═════ Testo di partenza ═════

P.S.: Piove a dirotto anche qui, roba da far uscire dai gangheri.....scappa la pazienza!
        Vi siete mai chiesti _da_ dove scappa la pazienza? A me scappa _da_ tutte le parti, _di_ sopra, _di_ sotto...e anche _di_ fianco!!!


----------



## violadaprile

iron mann said:


> E nel caso delle espressioni:
> a) uscire di là;
> b) uscire da là;
> c) uscire di lì;
> d) uscire da lì;


Dunque, facciamo una prima distinzione.
*Lì* indica stato in luogo (in prossimità della terza persona; dove qui è relativo alla prima persona -chi parla- e costì è relativo alla seconda persona -chi ascolta-)
*Là* indica moto (terza persona; qua: prima persona; costà: seconda persona).
(anche se _costì_ e _costà_ sono in disuso, ormai sostituite da _lì_ e _là_ anche per la seconda persona)

Uscire è un verbo di moto, quindi teoricamente già *lì* non sarebbe corretto. Non si dice *"vado lì*" ma *"vado là"*. Non si dice "*esci di/da lì"*, ma *"esci di/da là"*. Quindi le frasi c) e d) -per quello che ne so- sono già escluse.
Se descrivo una mia azione, dovrei dire _esco di/da *qua*_.

═════

_Compiti da svolgere_:
[A] Stabilisca se ciascuna delle seguenti affermazioni è conforme al testo sull'uso di lì e là, rispondendo sì o no e citando le parole del testo che lo provano: (i) "lì" indica stato in luogo; (ii) "costì" e "costà" sono ancora di uso comune; (iii) le frasi c) e d) risultano corrette.
[B] Prosegua il testo sull'uso di lì e là a partire dall'ultima frase riportata.

═════ Dati registrati ═════

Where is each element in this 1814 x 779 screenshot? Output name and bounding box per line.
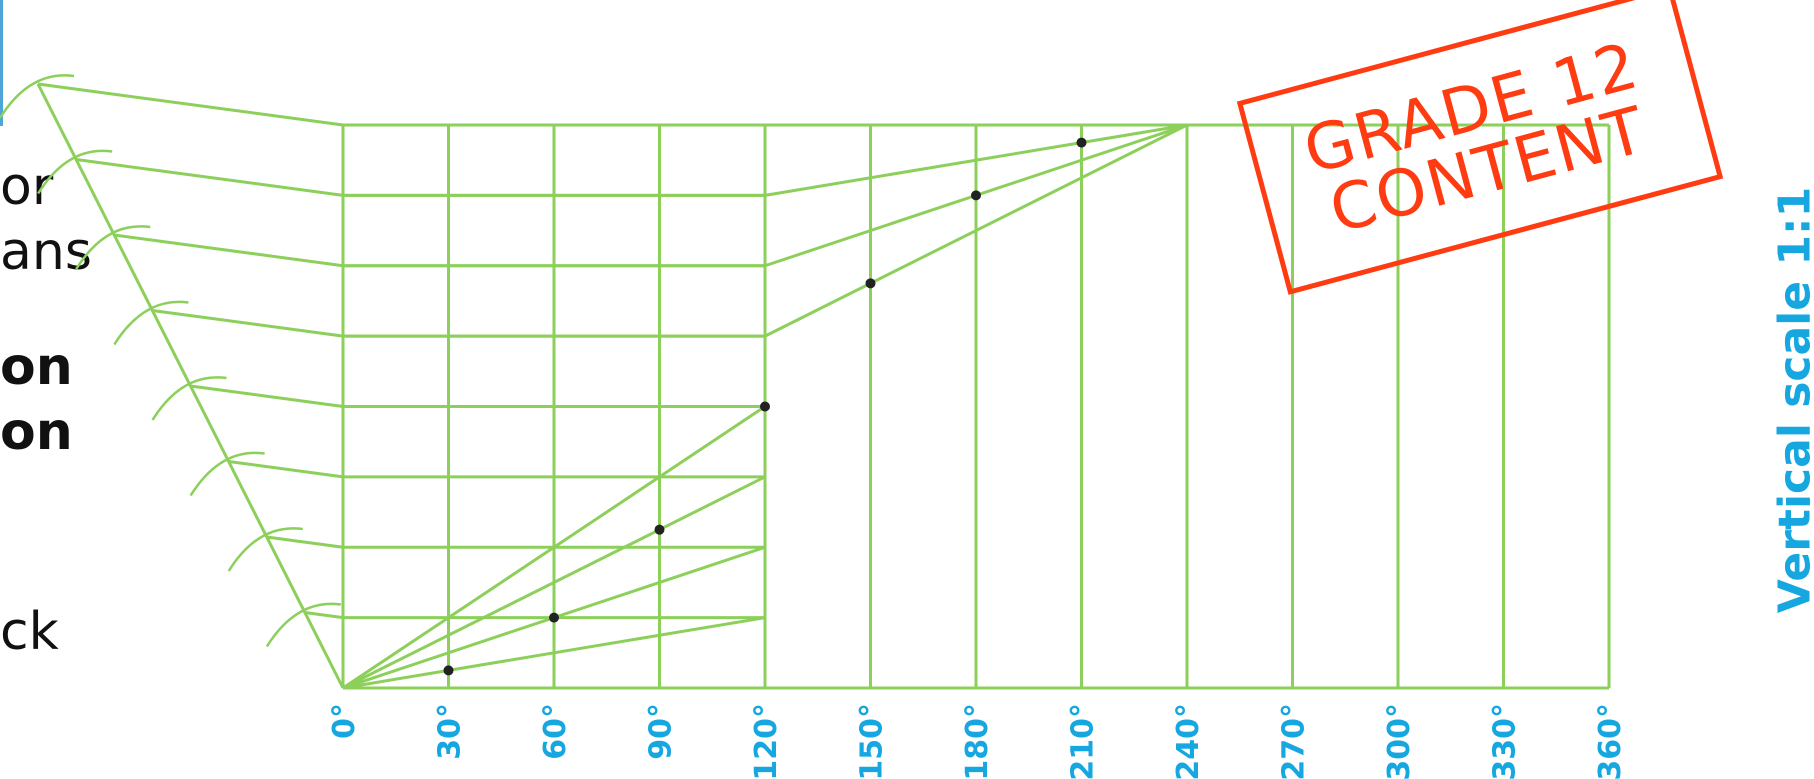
- text-fragment-ck: ck: [0, 602, 59, 662]
- tick-label-330: 330°: [1488, 703, 1523, 779]
- text-fragment-on-1: on: [0, 337, 73, 397]
- grid-lines: [341, 123, 1611, 690]
- ray-low-1: [342, 616, 766, 690]
- tick-label-180: 180°: [960, 703, 995, 779]
- text-fragment-or: or: [0, 157, 54, 217]
- projection-lines: [0, 74, 345, 689]
- tick-label-240: 240°: [1171, 703, 1206, 779]
- text-fragment-ans: ans: [0, 222, 92, 282]
- projector-6: [114, 233, 344, 268]
- tick-label-120: 120°: [749, 703, 784, 779]
- projector-7: [75, 158, 344, 197]
- compass-arc-8: [0, 74, 75, 119]
- curve-point-210: [1076, 137, 1087, 148]
- ray-low-4: [342, 405, 766, 690]
- compass-arc-6: [75, 225, 151, 270]
- projector-1: [304, 611, 344, 620]
- vertical-scale-label: Vertical scale 1:1: [1769, 186, 1814, 614]
- compass-arc-3: [189, 451, 265, 497]
- curve-point-30: [443, 665, 454, 676]
- curve-point-150: [865, 278, 876, 289]
- projector-5: [152, 309, 344, 338]
- text-fragment-on-2: on: [0, 402, 73, 462]
- projector-4: [190, 384, 344, 408]
- curve-point-120: [760, 401, 770, 412]
- compass-arc-7: [37, 149, 113, 195]
- angle-tick-labels: 0° 30° 60° 90° 120° 150° 180° 210° 240° 270° 300° 3…: [327, 703, 1628, 779]
- projector-2: [266, 535, 344, 549]
- tick-label-0: 0°: [327, 703, 362, 739]
- curve-points: [443, 137, 1087, 676]
- compass-arc-1: [265, 602, 342, 648]
- ray-high-7: [764, 123, 1188, 197]
- tick-label-60: 60°: [538, 703, 573, 760]
- curve-point-60: [549, 612, 559, 623]
- ray-high-5: [764, 123, 1188, 338]
- compass-arc-2: [227, 527, 303, 572]
- curve-point-180: [971, 190, 981, 201]
- tick-label-270: 270°: [1277, 703, 1312, 779]
- compass-arc-5: [113, 300, 189, 346]
- projector-8: [37, 82, 344, 127]
- tick-label-150: 150°: [855, 703, 890, 779]
- compass-arc-4: [151, 376, 227, 421]
- edge-box: [0, 0, 3, 126]
- curve-point-90: [654, 524, 665, 535]
- ray-low-3: [342, 475, 766, 690]
- projector-3: [228, 460, 344, 479]
- construction-rays: [342, 123, 1188, 690]
- tick-label-210: 210°: [1066, 703, 1101, 779]
- tick-label-360: 360°: [1593, 703, 1628, 779]
- tick-label-30: 30°: [433, 703, 468, 760]
- tick-label-300: 300°: [1382, 703, 1417, 779]
- tick-label-90: 90°: [644, 703, 679, 760]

═════

_Risposte in ordine_:
[A]
(i) Sì: "indica stato in luogo".
(ii) No: "sono in disuso".
(iii) No: "sono già escluse".

[B]
Quanto alla preposizione, normalmente per il moto da luogo si usa la preposizione *da*. Però da luogo chiuso a luogo aperto la preposizione *di* è di uso comune.
Le frasi sono quasi tutte idiomatiche. Non penso che sia complemento di specificazione. Potrebbe essere al massimo un "moto attraverso luogo figurato": _Si esce di là, quella è la porta!_ (e la indico col dito)


----------



## Nunou

Ciao Viola,
secondo me invece il complemento di specificazione in alcuni casi potrebbe esserci ma siccome faccio sempre un po' di confusione con ogni tipo di regola, vediamo se tu riesci a risolvermi almeno questa. 
Ad esempio:
a - Io dico a qualcuno che esco alle 10.15 e non specifico nulla.
b - L'interlocutore vuole però sapere _da_ dove esco e me lo chiede.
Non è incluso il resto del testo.